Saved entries

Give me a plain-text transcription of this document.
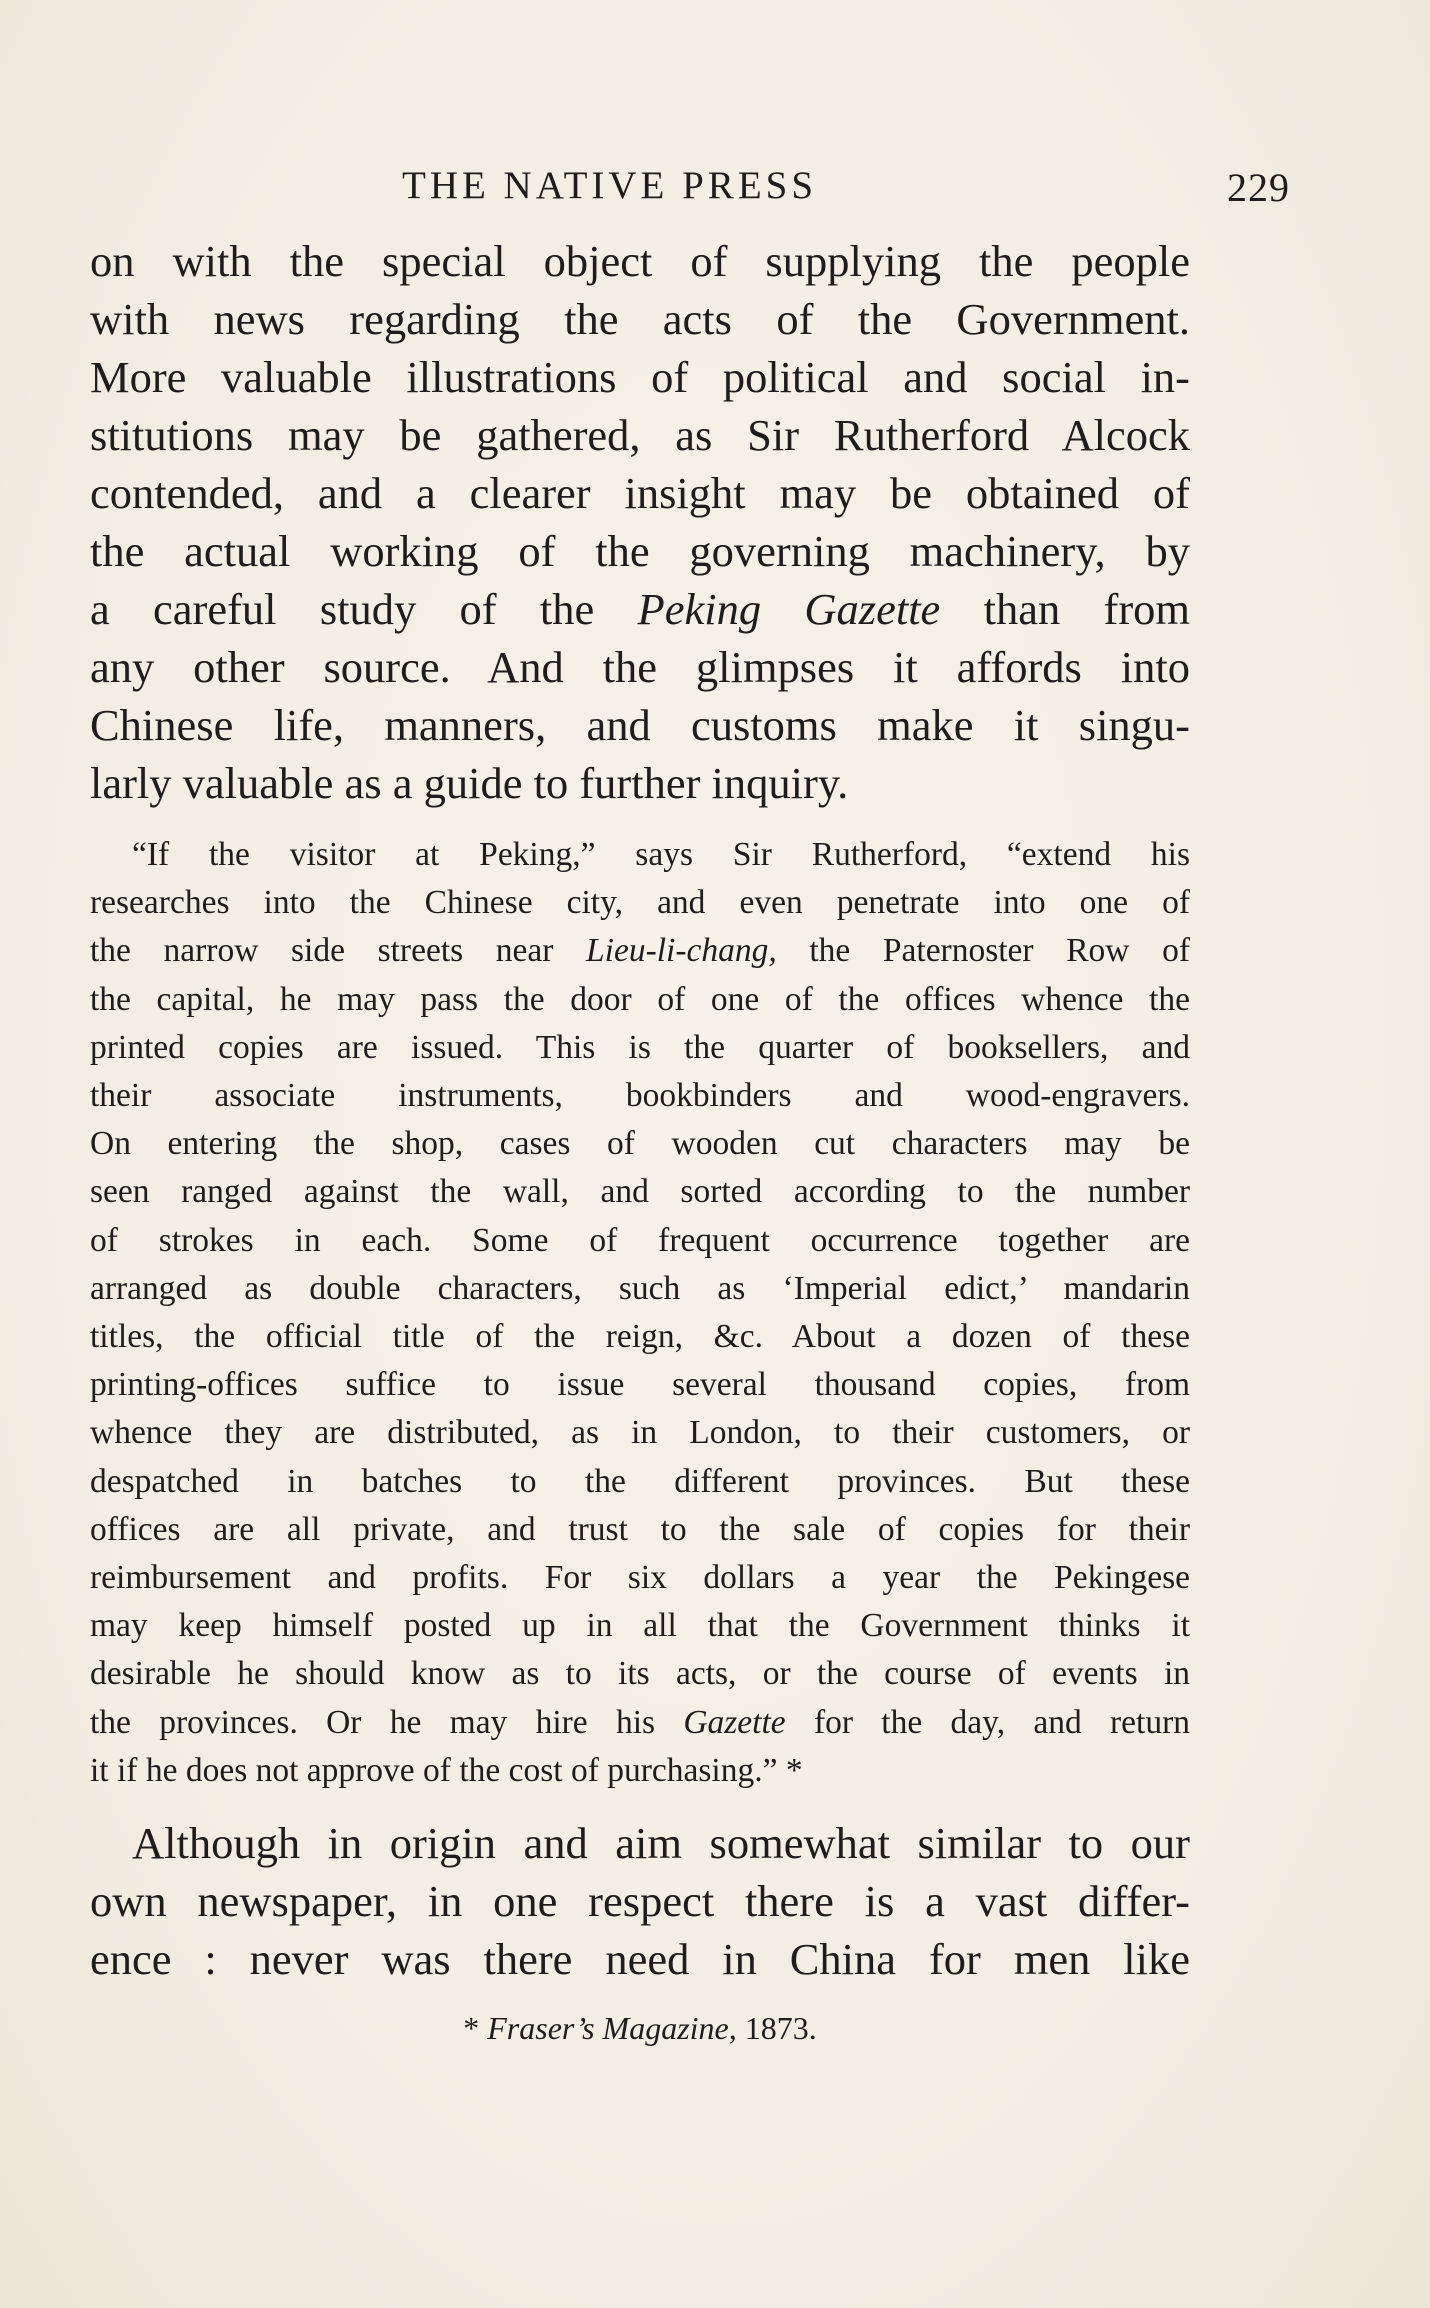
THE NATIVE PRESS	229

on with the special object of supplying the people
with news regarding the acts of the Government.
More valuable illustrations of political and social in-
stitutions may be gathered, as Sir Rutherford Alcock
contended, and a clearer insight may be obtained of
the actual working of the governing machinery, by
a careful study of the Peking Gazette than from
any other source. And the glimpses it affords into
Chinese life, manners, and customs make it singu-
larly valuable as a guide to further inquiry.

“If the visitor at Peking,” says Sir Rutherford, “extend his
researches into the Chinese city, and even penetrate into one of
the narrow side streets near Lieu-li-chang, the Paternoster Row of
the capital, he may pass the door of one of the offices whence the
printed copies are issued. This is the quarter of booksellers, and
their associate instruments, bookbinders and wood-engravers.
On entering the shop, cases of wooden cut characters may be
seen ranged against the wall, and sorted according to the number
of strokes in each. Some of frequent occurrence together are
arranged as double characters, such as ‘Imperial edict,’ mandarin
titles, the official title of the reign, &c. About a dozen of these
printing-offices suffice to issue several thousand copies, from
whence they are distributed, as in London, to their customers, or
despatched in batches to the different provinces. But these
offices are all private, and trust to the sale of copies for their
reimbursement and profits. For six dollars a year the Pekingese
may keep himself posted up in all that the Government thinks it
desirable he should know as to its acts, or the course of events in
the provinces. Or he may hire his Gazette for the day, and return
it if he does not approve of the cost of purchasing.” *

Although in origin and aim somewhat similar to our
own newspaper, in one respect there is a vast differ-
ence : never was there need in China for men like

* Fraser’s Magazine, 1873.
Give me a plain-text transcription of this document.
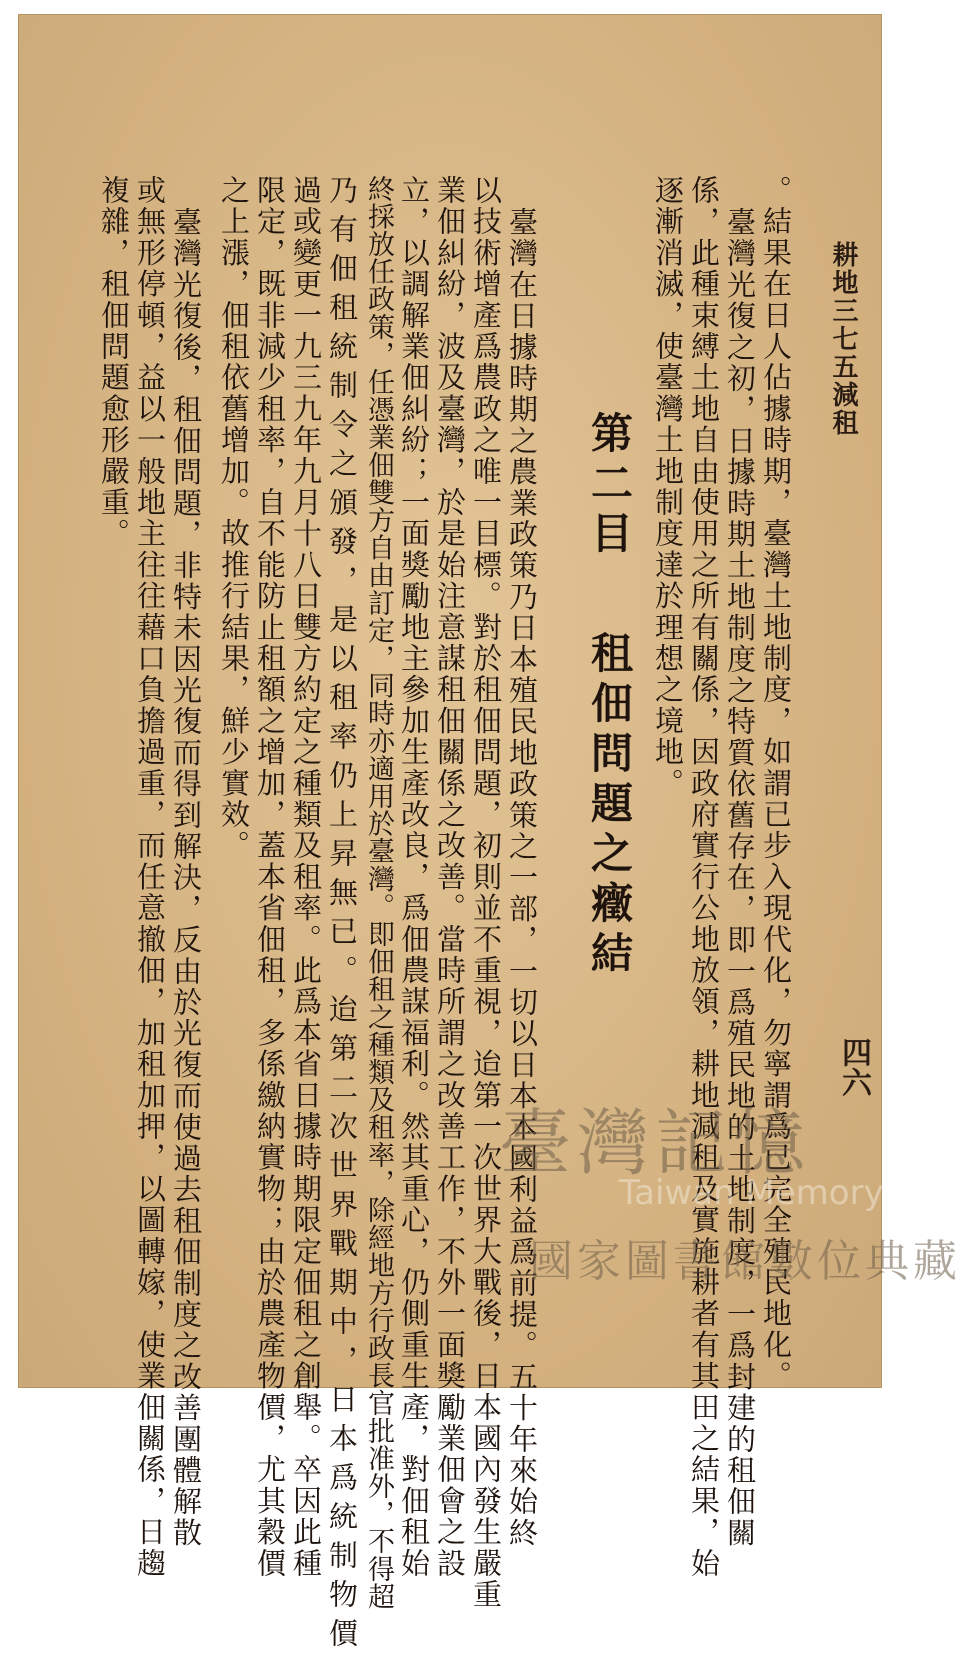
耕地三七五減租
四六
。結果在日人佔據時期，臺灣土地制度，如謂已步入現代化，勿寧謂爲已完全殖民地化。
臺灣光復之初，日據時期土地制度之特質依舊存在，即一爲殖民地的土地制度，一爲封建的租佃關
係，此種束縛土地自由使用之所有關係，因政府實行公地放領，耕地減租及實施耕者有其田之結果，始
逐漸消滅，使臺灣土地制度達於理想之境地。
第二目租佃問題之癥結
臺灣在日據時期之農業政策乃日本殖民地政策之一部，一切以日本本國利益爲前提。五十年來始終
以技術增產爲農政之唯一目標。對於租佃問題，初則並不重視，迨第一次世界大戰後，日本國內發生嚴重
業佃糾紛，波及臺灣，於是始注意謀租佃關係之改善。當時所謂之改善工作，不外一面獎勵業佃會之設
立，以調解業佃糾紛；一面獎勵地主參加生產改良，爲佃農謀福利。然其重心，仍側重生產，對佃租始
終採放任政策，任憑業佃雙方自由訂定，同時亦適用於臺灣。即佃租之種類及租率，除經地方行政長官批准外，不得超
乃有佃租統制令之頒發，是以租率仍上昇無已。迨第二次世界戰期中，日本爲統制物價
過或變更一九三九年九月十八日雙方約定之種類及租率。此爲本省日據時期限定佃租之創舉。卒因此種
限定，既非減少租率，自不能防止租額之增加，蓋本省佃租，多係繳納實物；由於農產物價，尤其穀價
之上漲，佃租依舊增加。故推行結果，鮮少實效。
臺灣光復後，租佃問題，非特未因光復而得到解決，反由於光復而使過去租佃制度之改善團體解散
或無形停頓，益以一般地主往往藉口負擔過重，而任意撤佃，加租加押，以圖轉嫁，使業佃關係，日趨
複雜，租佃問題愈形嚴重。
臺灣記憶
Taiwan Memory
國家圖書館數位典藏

• **YOUR TASK**:
Print the records above exactly as they stand, but leave out the pictures.

• **TASK SOLUTION**:
Give me a plain-text transcription of this document.
THE NATIVE PRESS	229

on with the special object of supplying the people
with news regarding the acts of the Government.
More valuable illustrations of political and social in-
stitutions may be gathered, as Sir Rutherford Alcock
contended, and a clearer insight may be obtained of
the actual working of the governing machinery, by
a careful study of the Peking Gazette than from
any other source. And the glimpses it affords into
Chinese life, manners, and customs make it singu-
larly valuable as a guide to further inquiry.

“If the visitor at Peking,” says Sir Rutherford, “extend his
researches into the Chinese city, and even penetrate into one of
the narrow side streets near Lieu-li-chang, the Paternoster Row of
the capital, he may pass the door of one of the offices whence the
printed copies are issued. This is the quarter of booksellers, and
their associate instruments, bookbinders and wood-engravers.
On entering the shop, cases of wooden cut characters may be
seen ranged against the wall, and sorted according to the number
of strokes in each. Some of frequent occurrence together are
arranged as double characters, such as ‘Imperial edict,’ mandarin
titles, the official title of the reign, &c. About a dozen of these
printing-offices suffice to issue several thousand copies, from
whence they are distributed, as in London, to their customers, or
despatched in batches to the different provinces. But these
offices are all private, and trust to the sale of copies for their
reimbursement and profits. For six dollars a year the Pekingese
may keep himself posted up in all that the Government thinks it
desirable he should know as to its acts, or the course of events in
the provinces. Or he may hire his Gazette for the day, and return
it if he does not approve of the cost of purchasing.” *

Although in origin and aim somewhat similar to our
own newspaper, in one respect there is a vast differ-
ence : never was there need in China for men like

* Fraser’s Magazine, 1873.
Give me a plain-text transcription of this document.
耕地三七五減租
四六
。結果在日人佔據時期，臺灣土地制度，如謂已步入現代化，勿寧謂爲已完全殖民地化。
臺灣光復之初，日據時期土地制度之特質依舊存在，即一爲殖民地的土地制度，一爲封建的租佃關
係，此種束縛土地自由使用之所有關係，因政府實行公地放領，耕地減租及實施耕者有其田之結果，始
逐漸消滅，使臺灣土地制度達於理想之境地。
第二目租佃問題之癥結
臺灣在日據時期之農業政策乃日本殖民地政策之一部，一切以日本本國利益爲前提。五十年來始終
以技術增產爲農政之唯一目標。對於租佃問題，初則並不重視，迨第一次世界大戰後，日本國內發生嚴重
業佃糾紛，波及臺灣，於是始注意謀租佃關係之改善。當時所謂之改善工作，不外一面獎勵業佃會之設
立，以調解業佃糾紛；一面獎勵地主參加生產改良，爲佃農謀福利。然其重心，仍側重生產，對佃租始
終採放任政策，任憑業佃雙方自由訂定，同時亦適用於臺灣。即佃租之種類及租率，除經地方行政長官批准外，不得超
乃有佃租統制令之頒發，是以租率仍上昇無已。迨第二次世界戰期中，日本爲統制物價
過或變更一九三九年九月十八日雙方約定之種類及租率。此爲本省日據時期限定佃租之創舉。卒因此種
限定，既非減少租率，自不能防止租額之增加，蓋本省佃租，多係繳納實物；由於農產物價，尤其穀價
之上漲，佃租依舊增加。故推行結果，鮮少實效。
臺灣光復後，租佃問題，非特未因光復而得到解決，反由於光復而使過去租佃制度之改善團體解散
或無形停頓，益以一般地主往往藉口負擔過重，而任意撤佃，加租加押，以圖轉嫁，使業佃關係，日趨
複雜，租佃問題愈形嚴重。
臺灣記憶
Taiwan Memory
國家圖書館數位典藏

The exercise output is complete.